Given task: Transcribe all the entries word for word, but omit the images.

Data records:
***

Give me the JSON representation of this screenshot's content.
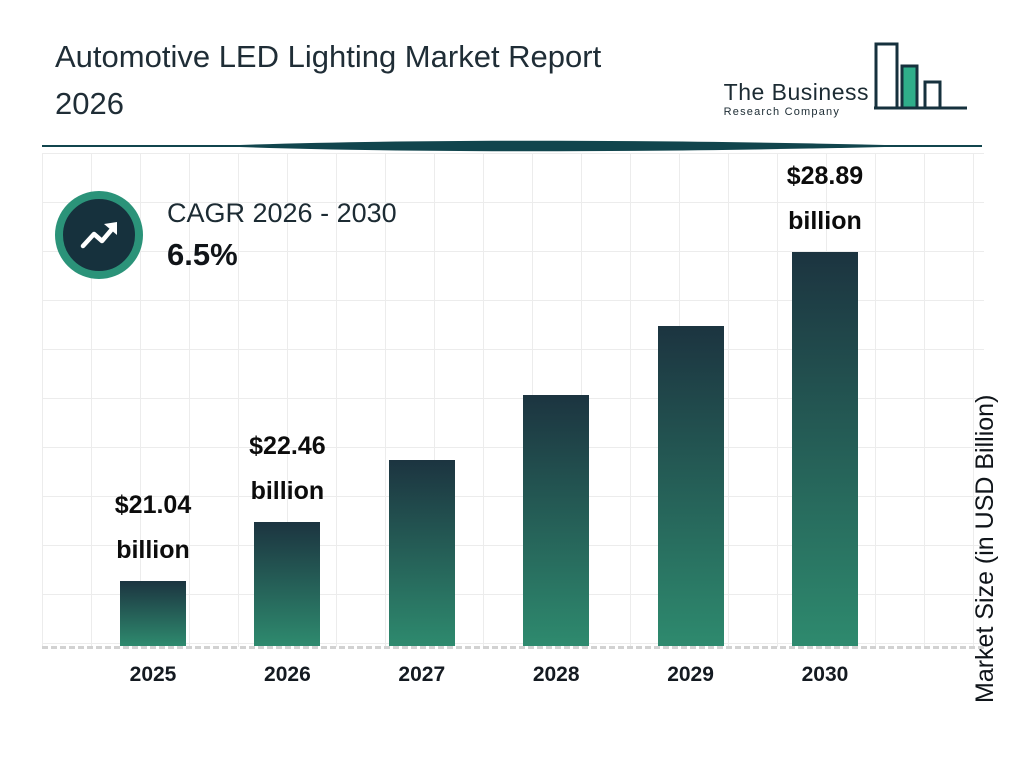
{
  "header": {
    "title_line1": "Automotive LED Lighting Market Report",
    "title_line2": "2026",
    "logo": {
      "line1": "The Business",
      "line2": "Research Company"
    }
  },
  "cagr": {
    "label": "CAGR 2026 - 2030",
    "value": "6.5%"
  },
  "chart_data": {
    "type": "bar",
    "title": "Automotive LED Lighting Market Report 2026",
    "categories": [
      "2025",
      "2026",
      "2027",
      "2028",
      "2029",
      "2030"
    ],
    "values": [
      21.04,
      22.46,
      23.92,
      25.47,
      27.13,
      28.89
    ],
    "bar_labels": [
      {
        "line1": "$21.04",
        "line2": "billion"
      },
      {
        "line1": "$22.46",
        "line2": "billion"
      },
      null,
      null,
      null,
      {
        "line1": "$28.89",
        "line2": "billion"
      }
    ],
    "xlabel": "",
    "ylabel": "Market Size (in USD Billion)",
    "ylim": [
      19.5,
      29.5
    ],
    "grid": true,
    "legend": false,
    "bar_color_top": "#1c3440",
    "bar_color_bottom": "#2e8a6e"
  },
  "colors": {
    "accent_teal": "#2b9379",
    "dark_navy": "#16313d",
    "divider": "#11454d",
    "grid_line": "#ececec"
  }
}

***

Final answer:
Give me the JSON representation of this screenshot's content.
{
  "header": {
    "title_line1": "Automotive LED Lighting Market Report",
    "title_line2": "2026",
    "logo": {
      "line1": "The Business",
      "line2": "Research Company"
    }
  },
  "cagr": {
    "label": "CAGR 2026 - 2030",
    "value": "6.5%"
  },
  "chart_data": {
    "type": "bar",
    "title": "Automotive LED Lighting Market Report 2026",
    "categories": [
      "2025",
      "2026",
      "2027",
      "2028",
      "2029",
      "2030"
    ],
    "values": [
      21.04,
      22.46,
      23.92,
      25.47,
      27.13,
      28.89
    ],
    "bar_labels": [
      {
        "line1": "$21.04",
        "line2": "billion"
      },
      {
        "line1": "$22.46",
        "line2": "billion"
      },
      null,
      null,
      null,
      {
        "line1": "$28.89",
        "line2": "billion"
      }
    ],
    "xlabel": "",
    "ylabel": "Market Size (in USD Billion)",
    "ylim": [
      19.5,
      29.5
    ],
    "grid": true,
    "legend": false,
    "bar_color_top": "#1c3440",
    "bar_color_bottom": "#2e8a6e"
  },
  "colors": {
    "accent_teal": "#2b9379",
    "dark_navy": "#16313d",
    "divider": "#11454d",
    "grid_line": "#ececec"
  }
}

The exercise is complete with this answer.